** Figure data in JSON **
══════════════════════════════

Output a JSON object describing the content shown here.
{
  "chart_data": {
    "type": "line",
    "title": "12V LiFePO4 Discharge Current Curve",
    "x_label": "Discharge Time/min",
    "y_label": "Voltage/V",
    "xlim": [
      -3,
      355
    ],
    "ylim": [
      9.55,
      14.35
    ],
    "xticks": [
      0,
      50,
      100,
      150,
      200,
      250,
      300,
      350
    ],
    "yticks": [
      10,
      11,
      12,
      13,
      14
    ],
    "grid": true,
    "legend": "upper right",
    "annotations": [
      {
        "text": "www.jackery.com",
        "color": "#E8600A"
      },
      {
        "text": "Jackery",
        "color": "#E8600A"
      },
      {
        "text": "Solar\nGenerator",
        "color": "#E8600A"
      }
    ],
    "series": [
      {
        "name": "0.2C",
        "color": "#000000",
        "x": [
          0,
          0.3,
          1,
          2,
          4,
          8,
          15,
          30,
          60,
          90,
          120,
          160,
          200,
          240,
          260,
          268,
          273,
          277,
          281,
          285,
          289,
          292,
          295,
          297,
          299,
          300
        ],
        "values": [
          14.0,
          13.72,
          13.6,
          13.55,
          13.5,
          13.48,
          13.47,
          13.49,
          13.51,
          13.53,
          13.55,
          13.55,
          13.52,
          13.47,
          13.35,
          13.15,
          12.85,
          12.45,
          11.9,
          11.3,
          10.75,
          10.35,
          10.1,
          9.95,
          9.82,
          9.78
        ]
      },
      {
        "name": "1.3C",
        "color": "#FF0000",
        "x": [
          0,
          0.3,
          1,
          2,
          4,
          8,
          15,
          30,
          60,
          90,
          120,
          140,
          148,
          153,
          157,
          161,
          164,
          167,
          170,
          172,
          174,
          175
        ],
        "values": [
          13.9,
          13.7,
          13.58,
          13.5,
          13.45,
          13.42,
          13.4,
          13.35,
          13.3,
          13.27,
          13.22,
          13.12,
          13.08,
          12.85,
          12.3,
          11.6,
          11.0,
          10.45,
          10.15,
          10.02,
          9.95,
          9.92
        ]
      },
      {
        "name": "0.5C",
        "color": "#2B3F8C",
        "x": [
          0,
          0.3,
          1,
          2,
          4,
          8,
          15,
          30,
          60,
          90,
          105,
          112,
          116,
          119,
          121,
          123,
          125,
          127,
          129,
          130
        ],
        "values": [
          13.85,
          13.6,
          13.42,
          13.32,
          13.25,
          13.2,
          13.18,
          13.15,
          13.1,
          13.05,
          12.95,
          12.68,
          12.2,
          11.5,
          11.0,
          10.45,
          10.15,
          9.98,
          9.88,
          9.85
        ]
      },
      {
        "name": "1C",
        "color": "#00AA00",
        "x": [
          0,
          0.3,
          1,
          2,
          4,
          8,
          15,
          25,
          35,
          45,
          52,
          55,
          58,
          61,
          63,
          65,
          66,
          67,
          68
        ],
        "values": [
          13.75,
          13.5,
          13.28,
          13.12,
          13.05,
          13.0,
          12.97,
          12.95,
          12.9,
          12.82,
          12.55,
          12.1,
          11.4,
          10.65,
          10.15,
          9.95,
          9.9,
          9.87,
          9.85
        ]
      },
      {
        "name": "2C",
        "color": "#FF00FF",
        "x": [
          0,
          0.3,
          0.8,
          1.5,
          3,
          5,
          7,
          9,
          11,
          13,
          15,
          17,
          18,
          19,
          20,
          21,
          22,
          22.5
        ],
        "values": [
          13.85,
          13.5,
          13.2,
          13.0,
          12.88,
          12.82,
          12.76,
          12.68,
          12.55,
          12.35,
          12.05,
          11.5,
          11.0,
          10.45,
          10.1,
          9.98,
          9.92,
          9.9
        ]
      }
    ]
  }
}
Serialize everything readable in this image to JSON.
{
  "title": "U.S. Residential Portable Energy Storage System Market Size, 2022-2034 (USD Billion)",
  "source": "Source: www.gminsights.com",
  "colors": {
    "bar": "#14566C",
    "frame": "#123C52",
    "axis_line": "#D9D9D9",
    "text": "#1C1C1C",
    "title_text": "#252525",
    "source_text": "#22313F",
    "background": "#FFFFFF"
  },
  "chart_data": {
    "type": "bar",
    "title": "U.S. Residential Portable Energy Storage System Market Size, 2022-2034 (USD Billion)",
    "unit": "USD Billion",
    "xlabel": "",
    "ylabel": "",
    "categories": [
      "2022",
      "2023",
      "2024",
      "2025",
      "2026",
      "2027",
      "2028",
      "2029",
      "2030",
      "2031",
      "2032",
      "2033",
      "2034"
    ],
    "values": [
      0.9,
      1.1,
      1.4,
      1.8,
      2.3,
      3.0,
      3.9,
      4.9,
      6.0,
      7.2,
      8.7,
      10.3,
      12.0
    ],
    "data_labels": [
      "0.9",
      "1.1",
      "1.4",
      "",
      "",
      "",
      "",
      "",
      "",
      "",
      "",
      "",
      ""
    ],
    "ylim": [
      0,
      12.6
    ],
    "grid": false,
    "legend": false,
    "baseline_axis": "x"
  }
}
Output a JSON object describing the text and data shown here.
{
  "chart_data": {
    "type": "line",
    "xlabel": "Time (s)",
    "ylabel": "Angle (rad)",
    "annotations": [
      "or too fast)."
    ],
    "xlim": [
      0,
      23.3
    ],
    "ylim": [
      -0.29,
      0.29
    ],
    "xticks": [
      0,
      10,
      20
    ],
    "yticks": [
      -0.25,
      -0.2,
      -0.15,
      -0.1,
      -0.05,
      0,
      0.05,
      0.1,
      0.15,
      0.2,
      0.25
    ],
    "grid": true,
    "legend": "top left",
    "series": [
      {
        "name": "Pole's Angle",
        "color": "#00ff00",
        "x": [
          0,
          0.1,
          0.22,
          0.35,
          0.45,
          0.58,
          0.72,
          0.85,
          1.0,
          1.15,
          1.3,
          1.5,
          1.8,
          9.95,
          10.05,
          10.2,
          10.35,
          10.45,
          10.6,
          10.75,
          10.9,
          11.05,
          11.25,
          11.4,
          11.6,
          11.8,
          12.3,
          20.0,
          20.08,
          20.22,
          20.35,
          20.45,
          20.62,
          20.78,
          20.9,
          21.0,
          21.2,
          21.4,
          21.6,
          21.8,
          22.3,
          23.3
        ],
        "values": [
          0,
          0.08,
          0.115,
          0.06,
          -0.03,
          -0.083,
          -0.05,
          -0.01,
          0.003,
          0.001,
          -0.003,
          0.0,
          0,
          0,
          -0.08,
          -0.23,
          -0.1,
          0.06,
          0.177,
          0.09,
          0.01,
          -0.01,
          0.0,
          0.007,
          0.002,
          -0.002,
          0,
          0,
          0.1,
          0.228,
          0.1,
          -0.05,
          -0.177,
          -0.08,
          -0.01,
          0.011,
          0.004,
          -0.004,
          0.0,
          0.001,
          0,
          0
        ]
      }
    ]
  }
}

══════════════════════════════

** TASK DIRECTIONS **
Write out the full listing exactly as given.

** SOLUTION FOR THIS TASK **
Output a JSON object describing the content shown here.
{
  "chart_data": {
    "type": "line",
    "title": "12V LiFePO4 Discharge Current Curve",
    "x_label": "Discharge Time/min",
    "y_label": "Voltage/V",
    "xlim": [
      -3,
      355
    ],
    "ylim": [
      9.55,
      14.35
    ],
    "xticks": [
      0,
      50,
      100,
      150,
      200,
      250,
      300,
      350
    ],
    "yticks": [
      10,
      11,
      12,
      13,
      14
    ],
    "grid": true,
    "legend": "upper right",
    "annotations": [
      {
        "text": "www.jackery.com",
        "color": "#E8600A"
      },
      {
        "text": "Jackery",
        "color": "#E8600A"
      },
      {
        "text": "Solar\nGenerator",
        "color": "#E8600A"
      }
    ],
    "series": [
      {
        "name": "0.2C",
        "color": "#000000",
        "x": [
          0,
          0.3,
          1,
          2,
          4,
          8,
          15,
          30,
          60,
          90,
          120,
          160,
          200,
          240,
          260,
          268,
          273,
          277,
          281,
          285,
          289,
          292,
          295,
          297,
          299,
          300
        ],
        "values": [
          14.0,
          13.72,
          13.6,
          13.55,
          13.5,
          13.48,
          13.47,
          13.49,
          13.51,
          13.53,
          13.55,
          13.55,
          13.52,
          13.47,
          13.35,
          13.15,
          12.85,
          12.45,
          11.9,
          11.3,
          10.75,
          10.35,
          10.1,
          9.95,
          9.82,
          9.78
        ]
      },
      {
        "name": "1.3C",
        "color": "#FF0000",
        "x": [
          0,
          0.3,
          1,
          2,
          4,
          8,
          15,
          30,
          60,
          90,
          120,
          140,
          148,
          153,
          157,
          161,
          164,
          167,
          170,
          172,
          174,
          175
        ],
        "values": [
          13.9,
          13.7,
          13.58,
          13.5,
          13.45,
          13.42,
          13.4,
          13.35,
          13.3,
          13.27,
          13.22,
          13.12,
          13.08,
          12.85,
          12.3,
          11.6,
          11.0,
          10.45,
          10.15,
          10.02,
          9.95,
          9.92
        ]
      },
      {
        "name": "0.5C",
        "color": "#2B3F8C",
        "x": [
          0,
          0.3,
          1,
          2,
          4,
          8,
          15,
          30,
          60,
          90,
          105,
          112,
          116,
          119,
          121,
          123,
          125,
          127,
          129,
          130
        ],
        "values": [
          13.85,
          13.6,
          13.42,
          13.32,
          13.25,
          13.2,
          13.18,
          13.15,
          13.1,
          13.05,
          12.95,
          12.68,
          12.2,
          11.5,
          11.0,
          10.45,
          10.15,
          9.98,
          9.88,
          9.85
        ]
      },
      {
        "name": "1C",
        "color": "#00AA00",
        "x": [
          0,
          0.3,
          1,
          2,
          4,
          8,
          15,
          25,
          35,
          45,
          52,
          55,
          58,
          61,
          63,
          65,
          66,
          67,
          68
        ],
        "values": [
          13.75,
          13.5,
          13.28,
          13.12,
          13.05,
          13.0,
          12.97,
          12.95,
          12.9,
          12.82,
          12.55,
          12.1,
          11.4,
          10.65,
          10.15,
          9.95,
          9.9,
          9.87,
          9.85
        ]
      },
      {
        "name": "2C",
        "color": "#FF00FF",
        "x": [
          0,
          0.3,
          0.8,
          1.5,
          3,
          5,
          7,
          9,
          11,
          13,
          15,
          17,
          18,
          19,
          20,
          21,
          22,
          22.5
        ],
        "values": [
          13.85,
          13.5,
          13.2,
          13.0,
          12.88,
          12.82,
          12.76,
          12.68,
          12.55,
          12.35,
          12.05,
          11.5,
          11.0,
          10.45,
          10.1,
          9.98,
          9.92,
          9.9
        ]
      }
    ]
  }
}
Serialize everything readable in this image to JSON.
{
  "title": "U.S. Residential Portable Energy Storage System Market Size, 2022-2034 (USD Billion)",
  "source": "Source: www.gminsights.com",
  "colors": {
    "bar": "#14566C",
    "frame": "#123C52",
    "axis_line": "#D9D9D9",
    "text": "#1C1C1C",
    "title_text": "#252525",
    "source_text": "#22313F",
    "background": "#FFFFFF"
  },
  "chart_data": {
    "type": "bar",
    "title": "U.S. Residential Portable Energy Storage System Market Size, 2022-2034 (USD Billion)",
    "unit": "USD Billion",
    "xlabel": "",
    "ylabel": "",
    "categories": [
      "2022",
      "2023",
      "2024",
      "2025",
      "2026",
      "2027",
      "2028",
      "2029",
      "2030",
      "2031",
      "2032",
      "2033",
      "2034"
    ],
    "values": [
      0.9,
      1.1,
      1.4,
      1.8,
      2.3,
      3.0,
      3.9,
      4.9,
      6.0,
      7.2,
      8.7,
      10.3,
      12.0
    ],
    "data_labels": [
      "0.9",
      "1.1",
      "1.4",
      "",
      "",
      "",
      "",
      "",
      "",
      "",
      "",
      "",
      ""
    ],
    "ylim": [
      0,
      12.6
    ],
    "grid": false,
    "legend": false,
    "baseline_axis": "x"
  }
}
Output a JSON object describing the text and data shown here.
{
  "chart_data": {
    "type": "line",
    "xlabel": "Time (s)",
    "ylabel": "Angle (rad)",
    "annotations": [
      "or too fast)."
    ],
    "xlim": [
      0,
      23.3
    ],
    "ylim": [
      -0.29,
      0.29
    ],
    "xticks": [
      0,
      10,
      20
    ],
    "yticks": [
      -0.25,
      -0.2,
      -0.15,
      -0.1,
      -0.05,
      0,
      0.05,
      0.1,
      0.15,
      0.2,
      0.25
    ],
    "grid": true,
    "legend": "top left",
    "series": [
      {
        "name": "Pole's Angle",
        "color": "#00ff00",
        "x": [
          0,
          0.1,
          0.22,
          0.35,
          0.45,
          0.58,
          0.72,
          0.85,
          1.0,
          1.15,
          1.3,
          1.5,
          1.8,
          9.95,
          10.05,
          10.2,
          10.35,
          10.45,
          10.6,
          10.75,
          10.9,
          11.05,
          11.25,
          11.4,
          11.6,
          11.8,
          12.3,
          20.0,
          20.08,
          20.22,
          20.35,
          20.45,
          20.62,
          20.78,
          20.9,
          21.0,
          21.2,
          21.4,
          21.6,
          21.8,
          22.3,
          23.3
        ],
        "values": [
          0,
          0.08,
          0.115,
          0.06,
          -0.03,
          -0.083,
          -0.05,
          -0.01,
          0.003,
          0.001,
          -0.003,
          0.0,
          0,
          0,
          -0.08,
          -0.23,
          -0.1,
          0.06,
          0.177,
          0.09,
          0.01,
          -0.01,
          0.0,
          0.007,
          0.002,
          -0.002,
          0,
          0,
          0.1,
          0.228,
          0.1,
          -0.05,
          -0.177,
          -0.08,
          -0.01,
          0.011,
          0.004,
          -0.004,
          0.0,
          0.001,
          0,
          0
        ]
      }
    ]
  }
}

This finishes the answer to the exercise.